STATED TASK: Reproduce the portion of the radial_profile_3d source code below from "from .engines import" up to and including "('Andrew Hearin', )".

PASSAGE GIVEN:
------------------------------------------------------------
Source code for halotools.mock_observables.radial_profiles.radial_profile_3d

r""" Module containing the `~halotools.mock_observables.radial_profile_3d` function
used to calculate radial profiles as a function of 3d separation.
"""
from __future__ import absolute_import, division, print_function, unicode_literals

import numpy as np
import multiprocessing
from functools import partial

from .radial_profiles_helpers import (bounds_check_sample2_quantity,
    get_normalized_rbins, enforce_maximum_search_length_3d)
from .engines import radial_profile_3d_engine

from ..mock_observables_helpers import get_num_threads, get_period, enforce_sample_respects_pbcs
from ..pair_counters.mesh_helpers import (_set_approximate_cell_sizes,
    _cell1_parallelization_indices, _enclose_in_box)
from ..pair_counters.rectangular_mesh import RectangularDoubleMesh

np.seterr(divide='ignore', invalid='ignore')  # ignore divide by zero in e.g. marked_counts/counts

__author__ = ('Andrew Hearin', )
__all__ = ('radial_profile_3d', )



[docs]
def radial_profile_3d(sample1, sample2, sample2_quantity,
        rbins_absolute=None, rbins_normalized=None, normalize_rbins_by=None,
        return_counts=False, period=None, num_threads=1,
        approx_cell1_size=None, approx_cell2_size=None):
    r""" Function used to calculate the mean value of some quantity in ``sample2``
    as a function of 3d distance from the points in ``sample1``.

    As illustrated in the Examples section below,
    and also in :ref:`halo_catalog_analysis_tutorial2`,
    the ``normalize_rbins_by`` argument allows you to
    optionally normalize the 3d distances according to
    some scaling factor defined by the points in ``sample1``. The documentation below
    shows how to calculate the mean mass accretion rate of ``sample2`` as a function
    of :math:`r / R_{\rm vir}`, the Rvir-normalized halo-centric distance from points in ``sample1``.

    Note that this function can also be used to calculate number density profiles
    of ``sample2`` points as a function of halo-centric distance
    from ``sample1`` points. If you are only interested in number counts,
    you can pass in any dummy array for the input ``sample2_quantity``,
    and set the ``return_counts`` argument to True.
------------------------------------------------------------
DATASET ROWS:
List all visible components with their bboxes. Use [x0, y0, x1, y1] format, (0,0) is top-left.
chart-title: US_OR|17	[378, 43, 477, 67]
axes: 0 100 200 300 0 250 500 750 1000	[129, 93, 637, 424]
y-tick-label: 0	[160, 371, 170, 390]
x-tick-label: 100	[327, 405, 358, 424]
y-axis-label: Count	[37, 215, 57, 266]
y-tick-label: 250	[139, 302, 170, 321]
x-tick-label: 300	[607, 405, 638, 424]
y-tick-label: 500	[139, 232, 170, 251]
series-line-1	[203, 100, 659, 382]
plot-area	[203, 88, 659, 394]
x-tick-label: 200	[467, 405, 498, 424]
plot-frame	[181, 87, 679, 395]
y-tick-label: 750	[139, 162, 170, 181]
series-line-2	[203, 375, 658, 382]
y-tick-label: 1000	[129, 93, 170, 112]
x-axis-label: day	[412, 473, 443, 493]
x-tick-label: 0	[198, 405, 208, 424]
------------------------------------------------------------
RESPONSE TO THE TASK:
from .engines import radial_profile_3d_engine

from ..mock_observables_helpers import get_num_threads, get_period, enforce_sample_respects_pbcs
from ..pair_counters.mesh_helpers import (_set_approximate_cell_sizes,
    _cell1_parallelization_indices, _enclose_in_box)
from ..pair_counters.rectangular_mesh import RectangularDoubleMesh

np.seterr(divide='ignore', invalid='ignore')  # ignore divide by zero in e.g. marked_counts/counts

__author__ = ('Andrew Hearin', )